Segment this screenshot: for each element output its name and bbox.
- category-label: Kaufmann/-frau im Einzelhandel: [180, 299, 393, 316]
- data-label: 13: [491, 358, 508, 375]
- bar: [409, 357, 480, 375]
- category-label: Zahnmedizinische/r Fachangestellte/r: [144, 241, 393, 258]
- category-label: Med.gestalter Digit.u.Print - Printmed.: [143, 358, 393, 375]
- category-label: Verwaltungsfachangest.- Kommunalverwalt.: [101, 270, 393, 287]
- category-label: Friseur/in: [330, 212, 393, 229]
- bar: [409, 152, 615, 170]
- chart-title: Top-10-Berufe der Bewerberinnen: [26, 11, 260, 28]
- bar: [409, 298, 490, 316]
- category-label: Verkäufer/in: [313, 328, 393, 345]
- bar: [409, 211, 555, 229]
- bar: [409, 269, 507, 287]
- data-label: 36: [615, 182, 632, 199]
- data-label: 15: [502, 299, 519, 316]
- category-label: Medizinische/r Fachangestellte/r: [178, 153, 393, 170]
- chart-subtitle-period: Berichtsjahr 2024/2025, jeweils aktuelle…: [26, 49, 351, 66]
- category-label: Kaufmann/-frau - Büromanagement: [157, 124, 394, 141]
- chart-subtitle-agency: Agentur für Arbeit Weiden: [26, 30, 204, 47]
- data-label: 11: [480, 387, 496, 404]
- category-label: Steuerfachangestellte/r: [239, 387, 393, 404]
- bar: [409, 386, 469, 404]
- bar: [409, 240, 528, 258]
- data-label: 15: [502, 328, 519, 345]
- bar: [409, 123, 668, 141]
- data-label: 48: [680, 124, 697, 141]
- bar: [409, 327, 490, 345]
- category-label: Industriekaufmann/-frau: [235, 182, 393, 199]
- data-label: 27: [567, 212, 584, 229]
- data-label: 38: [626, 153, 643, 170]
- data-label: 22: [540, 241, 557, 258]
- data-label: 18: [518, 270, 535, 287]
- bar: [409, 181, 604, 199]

========================================

- **GIVEN PROBLEM**: Can you format every line of the entries above as a Markdown table with the columns "No." and "Line", numbering the rows and leaving out blank lines?

- **WRITTEN RESPONSE**:
| No. | Line |
|---|---|
| 1 | Segment this screenshot: for each element output its name and bbox. |
| 2 | - category-label: Kaufmann/-frau im Einzelhandel: [180, 299, 393, 316] |
| 3 | - data-label: 13: [491, 358, 508, 375] |
| 4 | - bar: [409, 357, 480, 375] |
| 5 | - category-label: Zahnmedizinische/r Fachangestellte/r: [144, 241, 393, 258] |
| 6 | - category-label: Med.gestalter Digit.u.Print - Printmed.: [143, 358, 393, 375] |
| 7 | - category-label: Verwaltungsfachangest.- Kommunalverwalt.: [101, 270, 393, 287] |
| 8 | - category-label: Friseur/in: [330, 212, 393, 229] |
| 9 | - bar: [409, 152, 615, 170] |
| 10 | - chart-title: Top-10-Berufe der Bewerberinnen: [26, 11, 260, 28] |
| 11 | - bar: [409, 298, 490, 316] |
| 12 | - category-label: Verkäufer/in: [313, 328, 393, 345] |
| 13 | - bar: [409, 211, 555, 229] |
| 14 | - bar: [409, 269, 507, 287] |
| 15 | - data-label: 36: [615, 182, 632, 199] |
| 16 | - data-label: 15: [502, 299, 519, 316] |
| 17 | - category-label: Medizinische/r Fachangestellte/r: [178, 153, 393, 170] |
| 18 | - chart-subtitle-period: Berichtsjahr 2024/2025, jeweils aktuelle…: [26, 49, 351, 66] |
| 19 | - category-label: Kaufmann/-frau - Büromanagement: [157, 124, 394, 141] |
| 20 | - chart-subtitle-agency: Agentur für Arbeit Weiden: [26, 30, 204, 47] |
| 21 | - data-label: 11: [480, 387, 496, 404] |
| 22 | - category-label: Steuerfachangestellte/r: [239, 387, 393, 404] |
| 23 | - bar: [409, 386, 469, 404] |
| 24 | - bar: [409, 240, 528, 258] |
| 25 | - data-label: 15: [502, 328, 519, 345] |
| 26 | - bar: [409, 123, 668, 141] |
| 27 | - data-label: 48: [680, 124, 697, 141] |
| 28 | - bar: [409, 327, 490, 345] |
| 29 | - category-label: Industriekaufmann/-frau: [235, 182, 393, 199] |
| 30 | - data-label: 27: [567, 212, 584, 229] |
| 31 | - data-label: 38: [626, 153, 643, 170] |
| 32 | - data-label: 22: [540, 241, 557, 258] |
| 33 | - data-label: 18: [518, 270, 535, 287] |
| 34 | - bar: [409, 181, 604, 199] |